-- START RECORDS FOR THE TASK --
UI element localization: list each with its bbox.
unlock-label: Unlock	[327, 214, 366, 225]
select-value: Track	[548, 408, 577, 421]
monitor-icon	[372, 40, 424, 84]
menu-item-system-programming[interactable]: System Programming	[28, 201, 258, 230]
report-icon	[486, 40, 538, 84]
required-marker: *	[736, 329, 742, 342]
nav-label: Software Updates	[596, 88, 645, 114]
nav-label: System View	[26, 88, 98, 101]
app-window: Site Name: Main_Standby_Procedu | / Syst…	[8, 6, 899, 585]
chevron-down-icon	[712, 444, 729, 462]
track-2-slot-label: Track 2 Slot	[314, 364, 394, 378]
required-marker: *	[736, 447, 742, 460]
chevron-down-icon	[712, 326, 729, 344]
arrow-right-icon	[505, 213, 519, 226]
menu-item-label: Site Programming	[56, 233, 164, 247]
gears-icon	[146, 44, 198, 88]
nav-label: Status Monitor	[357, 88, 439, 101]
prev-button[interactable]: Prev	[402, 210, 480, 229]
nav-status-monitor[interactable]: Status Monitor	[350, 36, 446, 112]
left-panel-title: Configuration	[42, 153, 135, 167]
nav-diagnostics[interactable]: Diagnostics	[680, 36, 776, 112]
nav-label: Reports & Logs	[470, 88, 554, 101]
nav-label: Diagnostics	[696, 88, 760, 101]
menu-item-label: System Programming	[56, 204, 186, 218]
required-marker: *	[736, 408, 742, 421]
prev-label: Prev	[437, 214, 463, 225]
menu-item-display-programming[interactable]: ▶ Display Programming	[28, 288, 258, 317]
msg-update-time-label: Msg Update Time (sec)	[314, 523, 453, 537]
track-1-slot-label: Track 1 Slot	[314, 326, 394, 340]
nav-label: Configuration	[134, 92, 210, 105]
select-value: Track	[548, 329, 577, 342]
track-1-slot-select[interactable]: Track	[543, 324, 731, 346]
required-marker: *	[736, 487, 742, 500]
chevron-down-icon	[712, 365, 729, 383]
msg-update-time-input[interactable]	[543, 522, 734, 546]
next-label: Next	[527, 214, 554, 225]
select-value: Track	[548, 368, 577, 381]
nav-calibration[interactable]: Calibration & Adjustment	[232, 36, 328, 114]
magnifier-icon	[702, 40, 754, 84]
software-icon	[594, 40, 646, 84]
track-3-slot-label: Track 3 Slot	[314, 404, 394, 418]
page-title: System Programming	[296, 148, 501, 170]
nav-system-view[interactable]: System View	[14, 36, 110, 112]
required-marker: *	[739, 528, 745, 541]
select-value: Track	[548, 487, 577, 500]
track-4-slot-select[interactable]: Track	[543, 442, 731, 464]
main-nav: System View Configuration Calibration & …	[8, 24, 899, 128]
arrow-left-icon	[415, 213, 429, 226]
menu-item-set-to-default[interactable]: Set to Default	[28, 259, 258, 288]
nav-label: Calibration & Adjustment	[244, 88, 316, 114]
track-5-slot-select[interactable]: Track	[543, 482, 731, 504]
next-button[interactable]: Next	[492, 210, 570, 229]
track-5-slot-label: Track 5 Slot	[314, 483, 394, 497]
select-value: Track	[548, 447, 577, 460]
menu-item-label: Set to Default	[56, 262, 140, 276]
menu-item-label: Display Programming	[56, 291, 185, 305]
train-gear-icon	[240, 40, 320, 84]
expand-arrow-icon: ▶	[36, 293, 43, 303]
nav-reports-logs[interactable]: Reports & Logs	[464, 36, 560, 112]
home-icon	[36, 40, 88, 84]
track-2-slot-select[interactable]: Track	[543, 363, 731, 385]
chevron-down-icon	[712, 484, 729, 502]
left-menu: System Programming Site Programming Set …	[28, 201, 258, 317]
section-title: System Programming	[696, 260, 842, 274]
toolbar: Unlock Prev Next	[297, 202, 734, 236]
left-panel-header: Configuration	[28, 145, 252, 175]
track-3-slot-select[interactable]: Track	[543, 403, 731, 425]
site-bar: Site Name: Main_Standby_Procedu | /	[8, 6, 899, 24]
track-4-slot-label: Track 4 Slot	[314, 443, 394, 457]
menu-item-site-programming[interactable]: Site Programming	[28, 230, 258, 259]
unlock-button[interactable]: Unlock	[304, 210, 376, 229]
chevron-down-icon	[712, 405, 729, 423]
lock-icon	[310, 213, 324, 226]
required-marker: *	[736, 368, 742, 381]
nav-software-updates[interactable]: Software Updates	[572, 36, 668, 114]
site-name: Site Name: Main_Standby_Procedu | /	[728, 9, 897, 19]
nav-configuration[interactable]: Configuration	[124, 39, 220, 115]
-- END RECORDS FOR THE TASK --
PROBLEM:
Express every line of the records above as a JSON list of strings, with one string per line and blank lines omitted.

CORRECT RESULT:
[
  "UI element localization: list each with its bbox.",
  "unlock-label: Unlock\t[327, 214, 366, 225]",
  "select-value: Track\t[548, 408, 577, 421]",
  "monitor-icon\t[372, 40, 424, 84]",
  "menu-item-system-programming[interactable]: System Programming\t[28, 201, 258, 230]",
  "report-icon\t[486, 40, 538, 84]",
  "required-marker: *\t[736, 329, 742, 342]",
  "nav-label: Software Updates\t[596, 88, 645, 114]",
  "nav-label: System View\t[26, 88, 98, 101]",
  "app-window: Site Name: Main_Standby_Procedu | / Syst…\t[8, 6, 899, 585]",
  "chevron-down-icon\t[712, 444, 729, 462]",
  "track-2-slot-label: Track 2 Slot\t[314, 364, 394, 378]",
  "required-marker: *\t[736, 447, 742, 460]",
  "chevron-down-icon\t[712, 326, 729, 344]",
  "arrow-right-icon\t[505, 213, 519, 226]",
  "menu-item-label: Site Programming\t[56, 233, 164, 247]",
  "gears-icon\t[146, 44, 198, 88]",
  "nav-label: Status Monitor\t[357, 88, 439, 101]",
  "prev-button[interactable]: Prev\t[402, 210, 480, 229]",
  "nav-status-monitor[interactable]: Status Monitor\t[350, 36, 446, 112]",
  "left-panel-title: Configuration\t[42, 153, 135, 167]",
  "nav-diagnostics[interactable]: Diagnostics\t[680, 36, 776, 112]",
  "nav-label: Reports & Logs\t[470, 88, 554, 101]",
  "nav-label: Diagnostics\t[696, 88, 760, 101]",
  "menu-item-label: System Programming\t[56, 204, 186, 218]",
  "required-marker: *\t[736, 408, 742, 421]",
  "prev-label: Prev\t[437, 214, 463, 225]",
  "menu-item-display-programming[interactable]: ▶ Display Programming\t[28, 288, 258, 317]",
  "msg-update-time-label: Msg Update Time (sec)\t[314, 523, 453, 537]",
  "track-1-slot-label: Track 1 Slot\t[314, 326, 394, 340]",
  "nav-label: Configuration\t[134, 92, 210, 105]",
  "select-value: Track\t[548, 329, 577, 342]",
  "track-1-slot-select[interactable]: Track\t[543, 324, 731, 346]",
  "required-marker: *\t[736, 487, 742, 500]",
  "chevron-down-icon\t[712, 365, 729, 383]",
  "msg-update-time-input[interactable]\t[543, 522, 734, 546]",
  "next-label: Next\t[527, 214, 554, 225]",
  "select-value: Track\t[548, 368, 577, 381]",
  "nav-calibration[interactable]: Calibration & Adjustment\t[232, 36, 328, 114]",
  "magnifier-icon\t[702, 40, 754, 84]",
  "software-icon\t[594, 40, 646, 84]",
  "track-3-slot-label: Track 3 Slot\t[314, 404, 394, 418]",
  "page-title: System Programming\t[296, 148, 501, 170]",
  "nav-system-view[interactable]: System View\t[14, 36, 110, 112]",
  "required-marker: *\t[739, 528, 745, 541]",
  "select-value: Track\t[548, 487, 577, 500]",
  "track-4-slot-select[interactable]: Track\t[543, 442, 731, 464]",
  "main-nav: System View Configuration Calibration & …\t[8, 24, 899, 128]",
  "arrow-left-icon\t[415, 213, 429, 226]",
  "menu-item-set-to-default[interactable]: Set to Default\t[28, 259, 258, 288]",
  "nav-label: Calibration & Adjustment\t[244, 88, 316, 114]",
  "track-5-slot-select[interactable]: Track\t[543, 482, 731, 504]",
  "next-button[interactable]: Next\t[492, 210, 570, 229]",
  "track-5-slot-label: Track 5 Slot\t[314, 483, 394, 497]",
  "select-value: Track\t[548, 447, 577, 460]",
  "menu-item-label: Set to Default\t[56, 262, 140, 276]",
  "menu-item-label: Display Programming\t[56, 291, 185, 305]",
  "train-gear-icon\t[240, 40, 320, 84]",
  "expand-arrow-icon: ▶\t[36, 293, 43, 303]",
  "nav-reports-logs[interactable]: Reports & Logs\t[464, 36, 560, 112]",
  "home-icon\t[36, 40, 88, 84]",
  "track-2-slot-select[interactable]: Track\t[543, 363, 731, 385]",
  "chevron-down-icon\t[712, 484, 729, 502]",
  "left-menu: System Programming Site Programming Set …\t[28, 201, 258, 317]",
  "section-title: System Programming\t[696, 260, 842, 274]",
  "toolbar: Unlock Prev Next\t[297, 202, 734, 236]",
  "left-panel-header: Configuration\t[28, 145, 252, 175]",
  "track-3-slot-select[interactable]: Track\t[543, 403, 731, 425]",
  "site-bar: Site Name: Main_Standby_Procedu | /\t[8, 6, 899, 24]",
  "track-4-slot-label: Track 4 Slot\t[314, 443, 394, 457]",
  "menu-item-site-programming[interactable]: Site Programming\t[28, 230, 258, 259]",
  "unlock-button[interactable]: Unlock\t[304, 210, 376, 229]",
  "chevron-down-icon\t[712, 405, 729, 423]",
  "lock-icon\t[310, 213, 324, 226]",
  "required-marker: *\t[736, 368, 742, 381]",
  "nav-software-updates[interactable]: Software Updates\t[572, 36, 668, 114]",
  "site-name: Site Name: Main_Standby_Procedu | /\t[728, 9, 897, 19]",
  "nav-configuration[interactable]: Configuration\t[124, 39, 220, 115]"
]